──────── DATASET ROWS ────────

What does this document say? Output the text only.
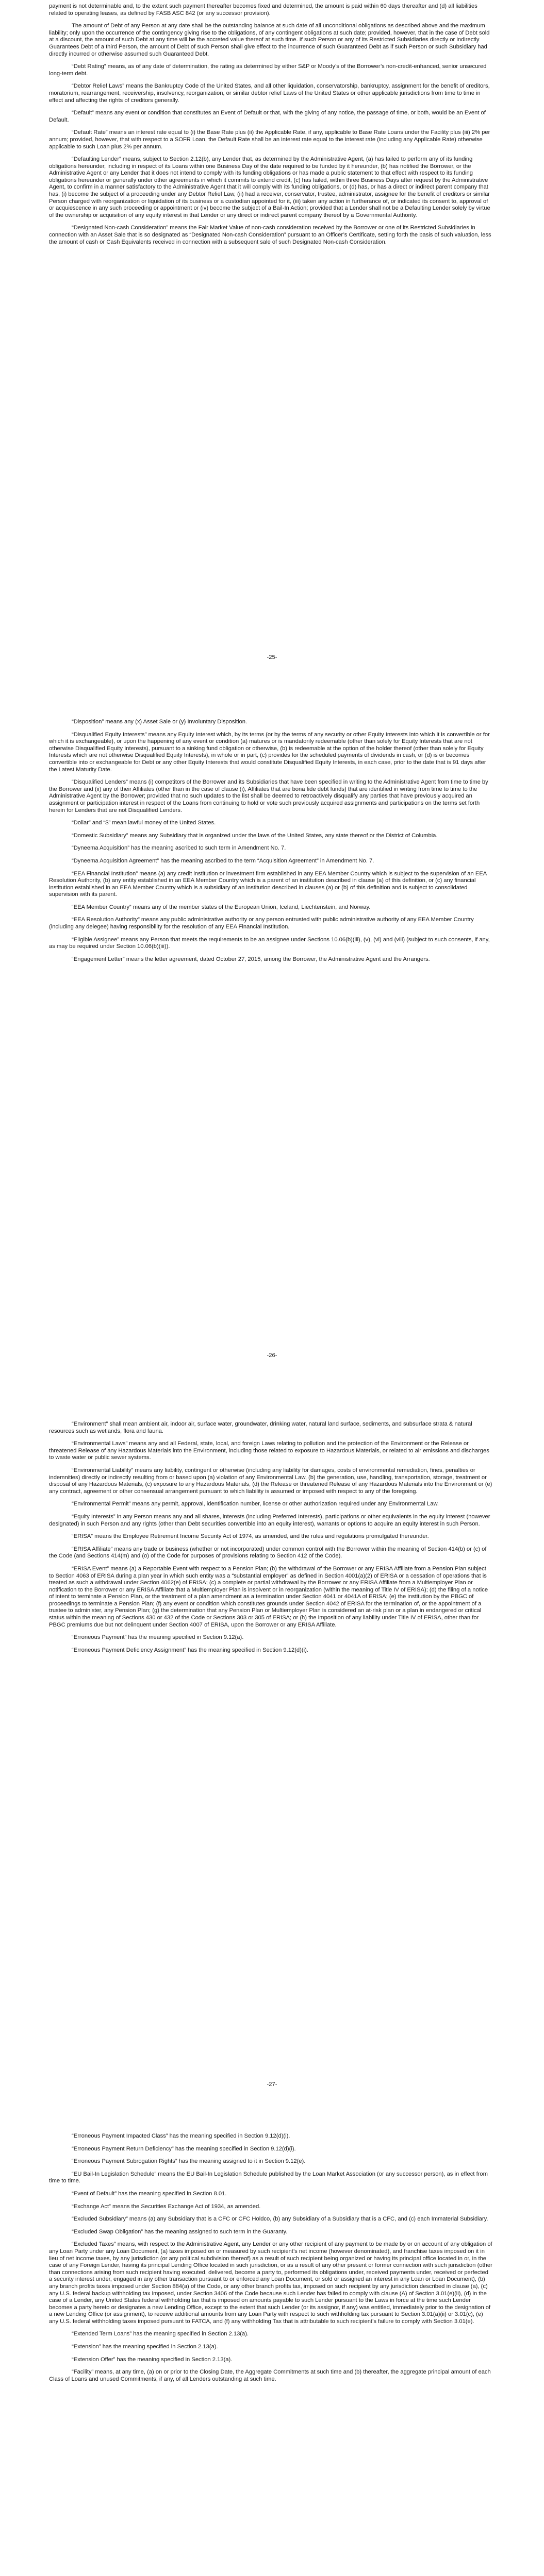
payment is not determinable and, to the extent such payment thereafter becomes fixed and determined, the amount is paid within 60 days thereafter and (d) all liabilities related to operating leases, as defined by FASB ASC 842 (or any successor provision).

The amount of Debt of any Person at any date shall be the outstanding balance at such date of all unconditional obligations as described above and the maximum liability; only upon the occurrence of the contingency giving rise to the obligations, of any contingent obligations at such date; provided, however, that in the case of Debt sold at a discount, the amount of such Debt at any time will be the accreted value thereof at such time. If such Person or any of its Restricted Subsidiaries directly or indirectly Guarantees Debt of a third Person, the amount of Debt of such Person shall give effect to the incurrence of such Guaranteed Debt as if such Person or such Subsidiary had directly incurred or otherwise assumed such Guaranteed Debt.

“Debt Rating” means, as of any date of determination, the rating as determined by either S&P or Moody’s of the Borrower’s non-credit-enhanced, senior unsecured long-term debt.

“Debtor Relief Laws” means the Bankruptcy Code of the United States, and all other liquidation, conservatorship, bankruptcy, assignment for the benefit of creditors, moratorium, rearrangement, receivership, insolvency, reorganization, or similar debtor relief Laws of the United States or other applicable jurisdictions from time to time in effect and affecting the rights of creditors generally.

“Default” means any event or condition that constitutes an Event of Default or that, with the giving of any notice, the passage of time, or both, would be an Event of Default.

“Default Rate” means an interest rate equal to (i) the Base Rate plus (ii) the Applicable Rate, if any, applicable to Base Rate Loans under the Facility plus (iii) 2% per annum; provided, however, that with respect to a SOFR Loan, the Default Rate shall be an interest rate equal to the interest rate (including any Applicable Rate) otherwise applicable to such Loan plus 2% per annum.

“Defaulting Lender” means, subject to Section 2.12(b), any Lender that, as determined by the Administrative Agent, (a) has failed to perform any of its funding obligations hereunder, including in respect of its Loans within one Business Day of the date required to be funded by it hereunder, (b) has notified the Borrower, or the Administrative Agent or any Lender that it does not intend to comply with its funding obligations or has made a public statement to that effect with respect to its funding obligations hereunder or generally under other agreements in which it commits to extend credit, (c) has failed, within three Business Days after request by the Administrative Agent, to confirm in a manner satisfactory to the Administrative Agent that it will comply with its funding obligations, or (d) has, or has a direct or indirect parent company that has, (i) become the subject of a proceeding under any Debtor Relief Law, (ii) had a receiver, conservator, trustee, administrator, assignee for the benefit of creditors or similar Person charged with reorganization or liquidation of its business or a custodian appointed for it, (iii) taken any action in furtherance of, or indicated its consent to, approval of or acquiescence in any such proceeding or appointment or (iv) become the subject of a Bail-In Action; provided that a Lender shall not be a Defaulting Lender solely by virtue of the ownership or acquisition of any equity interest in that Lender or any direct or indirect parent company thereof by a Governmental Authority.

“Designated Non-cash Consideration” means the Fair Market Value of non-cash consideration received by the Borrower or one of its Restricted Subsidiaries in connection with an Asset Sale that is so designated as “Designated Non-cash Consideration” pursuant to an Officer’s Certificate, setting forth the basis of such valuation, less the amount of cash or Cash Equivalents received in connection with a subsequent sale of such Designated Non-cash Consideration.

-25-

“Disposition” means any (x) Asset Sale or (y) Involuntary Disposition.

“Disqualified Equity Interests” means any Equity Interest which, by its terms (or by the terms of any security or other Equity Interests into which it is convertible or for which it is exchangeable), or upon the happening of any event or condition (a) matures or is mandatorily redeemable (other than solely for Equity Interests that are not otherwise Disqualified Equity Interests), pursuant to a sinking fund obligation or otherwise, (b) is redeemable at the option of the holder thereof (other than solely for Equity Interests which are not otherwise Disqualified Equity Interests), in whole or in part, (c) provides for the scheduled payments of dividends in cash, or (d) is or becomes convertible into or exchangeable for Debt or any other Equity Interests that would constitute Disqualified Equity Interests, in each case, prior to the date that is 91 days after the Latest Maturity Date.

“Disqualified Lenders” means (i) competitors of the Borrower and its Subsidiaries that have been specified in writing to the Administrative Agent from time to time by the Borrower and (ii) any of their Affiliates (other than in the case of clause (i), Affiliates that are bona fide debt funds) that are identified in writing from time to time to the Administrative Agent by the Borrower; provided that no such updates to the list shall be deemed to retroactively disqualify any parties that have previously acquired an assignment or participation interest in respect of the Loans from continuing to hold or vote such previously acquired assignments and participations on the terms set forth herein for Lenders that are not Disqualified Lenders.

“Dollar” and “$” mean lawful money of the United States.

“Domestic Subsidiary” means any Subsidiary that is organized under the laws of the United States, any state thereof or the District of Columbia.

“Dyneema Acquisition” has the meaning ascribed to such term in Amendment No. 7.

“Dyneema Acquisition Agreement” has the meaning ascribed to the term “Acquisition Agreement” in Amendment No. 7.

“EEA Financial Institution” means (a) any credit institution or investment firm established in any EEA Member Country which is subject to the supervision of an EEA Resolution Authority, (b) any entity established in an EEA Member Country which is a parent of an institution described in clause (a) of this definition, or (c) any financial institution established in an EEA Member Country which is a subsidiary of an institution described in clauses (a) or (b) of this definition and is subject to consolidated supervision with its parent.

“EEA Member Country” means any of the member states of the European Union, Iceland, Liechtenstein, and Norway.

“EEA Resolution Authority” means any public administrative authority or any person entrusted with public administrative authority of any EEA Member Country (including any delegee) having responsibility for the resolution of any EEA Financial Institution.

“Eligible Assignee” means any Person that meets the requirements to be an assignee under Sections 10.06(b)(iii), (v), (vi) and (viii) (subject to such consents, if any, as may be required under Section 10.06(b)(iii)).

“Engagement Letter” means the letter agreement, dated October 27, 2015, among the Borrower, the Administrative Agent and the Arrangers.

-26-

“Environment” shall mean ambient air, indoor air, surface water, groundwater, drinking water, natural land surface, sediments, and subsurface strata & natural resources such as wetlands, flora and fauna.

“Environmental Laws” means any and all Federal, state, local, and foreign Laws relating to pollution and the protection of the Environment or the Release or threatened Release of any Hazardous Materials into the Environment, including those related to exposure to Hazardous Materials, or related to air emissions and discharges to waste water or public sewer systems.

“Environmental Liability” means any liability, contingent or otherwise (including any liability for damages, costs of environmental remediation, fines, penalties or indemnities) directly or indirectly resulting from or based upon (a) violation of any Environmental Law, (b) the generation, use, handling, transportation, storage, treatment or disposal of any Hazardous Materials, (c) exposure to any Hazardous Materials, (d) the Release or threatened Release of any Hazardous Materials into the Environment or (e) any contract, agreement or other consensual arrangement pursuant to which liability is assumed or imposed with respect to any of the foregoing.

“Environmental Permit” means any permit, approval, identification number, license or other authorization required under any Environmental Law.

“Equity Interests” in any Person means any and all shares, interests (including Preferred Interests), participations or other equivalents in the equity interest (however designated) in such Person and any rights (other than Debt securities convertible into an equity interest), warrants or options to acquire an equity interest in such Person.

“ERISA” means the Employee Retirement Income Security Act of 1974, as amended, and the rules and regulations promulgated thereunder.

“ERISA Affiliate” means any trade or business (whether or not incorporated) under common control with the Borrower within the meaning of Section 414(b) or (c) of the Code (and Sections 414(m) and (o) of the Code for purposes of provisions relating to Section 412 of the Code).

“ERISA Event” means (a) a Reportable Event with respect to a Pension Plan; (b) the withdrawal of the Borrower or any ERISA Affiliate from a Pension Plan subject to Section 4063 of ERISA during a plan year in which such entity was a “substantial employer” as defined in Section 4001(a)(2) of ERISA or a cessation of operations that is treated as such a withdrawal under Section 4062(e) of ERISA; (c) a complete or partial withdrawal by the Borrower or any ERISA Affiliate from a Multiemployer Plan or notification to the Borrower or any ERISA Affiliate that a Multiemployer Plan is insolvent or in reorganization (within the meaning of Title IV of ERISA); (d) the filing of a notice of intent to terminate a Pension Plan, or the treatment of a plan amendment as a termination under Section 4041 or 4041A of ERISA; (e) the institution by the PBGC of proceedings to terminate a Pension Plan; (f) any event or condition which constitutes grounds under Section 4042 of ERISA for the termination of, or the appointment of a trustee to administer, any Pension Plan; (g) the determination that any Pension Plan or Multiemployer Plan is considered an at-risk plan or a plan in endangered or critical status within the meaning of Sections 430 or 432 of the Code or Sections 303 or 305 of ERISA; or (h) the imposition of any liability under Title IV of ERISA, other than for PBGC premiums due but not delinquent under Section 4007 of ERISA, upon the Borrower or any ERISA Affiliate.

“Erroneous Payment” has the meaning specified in Section 9.12(a).

“Erroneous Payment Deficiency Assignment” has the meaning specified in Section 9.12(d)(i).

-27-

“Erroneous Payment Impacted Class” has the meaning specified in Section 9.12(d)(i).

“Erroneous Payment Return Deficiency” has the meaning specified in Section 9.12(d)(i).

“Erroneous Payment Subrogation Rights” has the meaning assigned to it in Section 9.12(e).

“EU Bail-In Legislation Schedule” means the EU Bail-In Legislation Schedule published by the Loan Market Association (or any successor person), as in effect from time to time.

“Event of Default” has the meaning specified in Section 8.01.

“Exchange Act” means the Securities Exchange Act of 1934, as amended.

“Excluded Subsidiary” means (a) any Subsidiary that is a CFC or CFC Holdco, (b) any Subsidiary of a Subsidiary that is a CFC, and (c) each Immaterial Subsidiary.

“Excluded Swap Obligation” has the meaning assigned to such term in the Guaranty.

“Excluded Taxes” means, with respect to the Administrative Agent, any Lender or any other recipient of any payment to be made by or on account of any obligation of any Loan Party under any Loan Document, (a) taxes imposed on or measured by such recipient’s net income (however denominated), and franchise taxes imposed on it in lieu of net income taxes, by any jurisdiction (or any political subdivision thereof) as a result of such recipient being organized or having its principal office located in or, in the case of any Foreign Lender, having its principal Lending Office located in such jurisdiction, or as a result of any other present or former connection with such jurisdiction (other than connections arising from such recipient having executed, delivered, become a party to, performed its obligations under, received payments under, received or perfected a security interest under, engaged in any other transaction pursuant to or enforced any Loan Document, or sold or assigned an interest in any Loan or Loan Document), (b) any branch profits taxes imposed under Section 884(a) of the Code, or any other branch profits tax, imposed on such recipient by any jurisdiction described in clause (a), (c) any U.S. federal backup withholding tax imposed, under Section 3406 of the Code because such Lender has failed to comply with clause (A) of Section 3.01(e)(ii), (d) in the case of a Lender, any United States federal withholding tax that is imposed on amounts payable to such Lender pursuant to the Laws in force at the time such Lender becomes a party hereto or designates a new Lending Office, except to the extent that such Lender (or its assignor, if any) was entitled, immediately prior to the designation of a new Lending Office (or assignment), to receive additional amounts from any Loan Party with respect to such withholding tax pursuant to Section 3.01(a)(ii) or 3.01(c), (e) any U.S. federal withholding taxes imposed pursuant to FATCA, and (f) any withholding Tax that is attributable to such recipient’s failure to comply with Section 3.01(e).

“Extended Term Loans” has the meaning specified in Section 2.13(a).

“Extension” has the meaning specified in Section 2.13(a).

“Extension Offer” has the meaning specified in Section 2.13(a).

“Facility” means, at any time, (a) on or prior to the Closing Date, the Aggregate Commitments at such time and (b) thereafter, the aggregate principal amount of each Class of Loans and unused Commitments, if any, of all Lenders outstanding at such time.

────────

How many lines of the listing above include the word "Hazardous"? Reply with the number alone.

§ **TASK ANSWER**
2